(Goal) Identify all lines below that hold "الدين" and collect them.
:: Source records ::
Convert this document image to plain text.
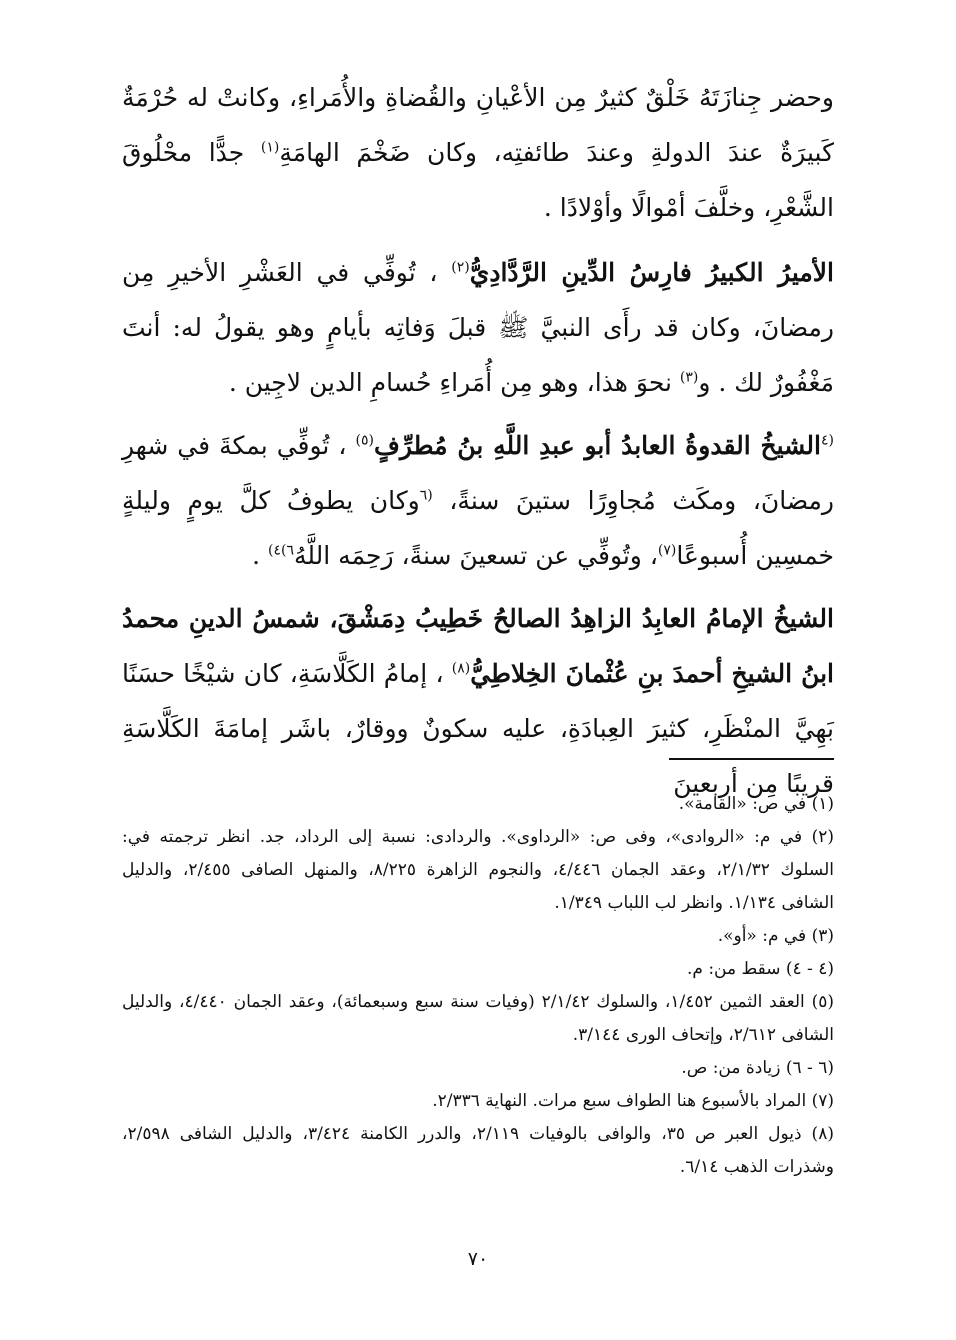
وحضر جِنازَتَهُ خَلْقٌ كثيرٌ مِن الأعْيانِ والقُضاةِ والأُمَراءِ، وكانتْ له حُرْمَةٌ كَبيرَةٌ عندَ الدولةِ وعندَ طائفتِه، وكان ضَخْمَ الهامَةِ$^{(١)}$ جدًّا محْلُوقَ الشَّعْرِ، وخلَّفَ أمْوالًا وأوْلادًا .

الأميرُ الكبيرُ فارِسُ الدِّينِ الرَّدَّادِيُّ$^{(٢)}$ ، تُوفِّي في العَشْرِ الأخيرِ مِن رمضانَ، وكان قد رأَى النبيَّ ﷺ قبلَ وَفاتِه بأيامٍ وهو يقولُ له: أنتَ مَغْفُورٌ لك . و$^{(٣)}$ نحوَ هذا، وهو مِن أُمَراءِ حُسامِ الدين لاجِين .

$^{(٤}$الشيخُ القدوةُ العابدُ أبو عبدِ اللَّهِ بنُ مُطرِّفٍ$^{(٥)}$ ، تُوفِّي بمكةَ في شهرِ رمضانَ، ومكَث مُجاوِرًا ستينَ سنةً، $^{(٦}$وكان يطوفُ كلَّ يومٍ وليلةٍ خمسِين أُسبوعًا$^{(٧)}$، وتُوفِّي عن تسعينَ سنةً، رَحِمَه اللَّهُ$^{٦)٤)}$ .

الشيخُ الإمامُ العابِدُ الزاهِدُ الصالحُ خَطِيبُ دِمَشْقَ، شمسُ الدينِ محمدُ ابنُ الشيخِ أحمدَ بنِ عُثْمانَ الخِلاطِيُّ$^{(٨)}$ ، إمامُ الكَلَّاسَةِ، كان شيْخًا حسَنًا بَهِيَّ المنْظَرِ، كثيرَ العِبادَةِ، عليه سكونٌ ووقارٌ، باشَر إمامَةَ الكَلَّاسَةِ قريبًا مِن أربعينَ

(١) في ص: «القامة».

(٢) في م: «الروادى»، وفى ص: «الرداوى». والردادى: نسبة إلى الرداد، جد. انظر ترجمته في: السلوك ٢/١/٣٢، وعقد الجمان ٤/٤٤٦، والنجوم الزاهرة ٨/٢٢٥، والمنهل الصافى ٢/٤٥٥، والدليل الشافى ١/١٣٤. وانظر لب اللباب ١/٣٤٩.

(٣) في م: «أو».

(٤ - ٤) سقط من: م.

(٥) العقد الثمين ١/٤٥٢، والسلوك ٢/١/٤٢ (وفيات سنة سبع وسبعمائة)، وعقد الجمان ٤/٤٤٠، والدليل الشافى ٢/٦١٢، وإتحاف الورى ٣/١٤٤.

(٦ - ٦) زيادة من: ص.

(٧) المراد بالأسبوع هنا الطواف سبع مرات. النهاية ٢/٣٣٦.

(٨) ذيول العبر ص ٣٥، والوافى بالوفيات ٢/١١٩، والدرر الكامنة ٣/٤٢٤، والدليل الشافى ٢/٥٩٨، وشذرات الذهب ٦/١٤.

٧٠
:::
(Answer to the problem)
الأميرُ الكبيرُ فارِسُ الدِّينِ الرَّدَّادِيُّ$^{(٢)}$ ، تُوفِّي في العَشْرِ الأخيرِ مِن رمضانَ، وكان قد رأَى النبيَّ ﷺ قبلَ وَفاتِه بأيامٍ وهو يقولُ له: أنتَ مَغْفُورٌ لك . و$^{(٣)}$ نحوَ هذا، وهو مِن أُمَراءِ حُسامِ الدين لاجِين .
الشيخُ الإمامُ العابِدُ الزاهِدُ الصالحُ خَطِيبُ دِمَشْقَ، شمسُ الدينِ محمدُ ابنُ الشيخِ أحمدَ بنِ عُثْمانَ الخِلاطِيُّ$^{(٨)}$ ، إمامُ الكَلَّاسَةِ، كان شيْخًا حسَنًا بَهِيَّ المنْظَرِ، كثيرَ العِبادَةِ، عليه سكونٌ ووقارٌ، باشَر إمامَةَ الكَلَّاسَةِ قريبًا مِن أربعينَ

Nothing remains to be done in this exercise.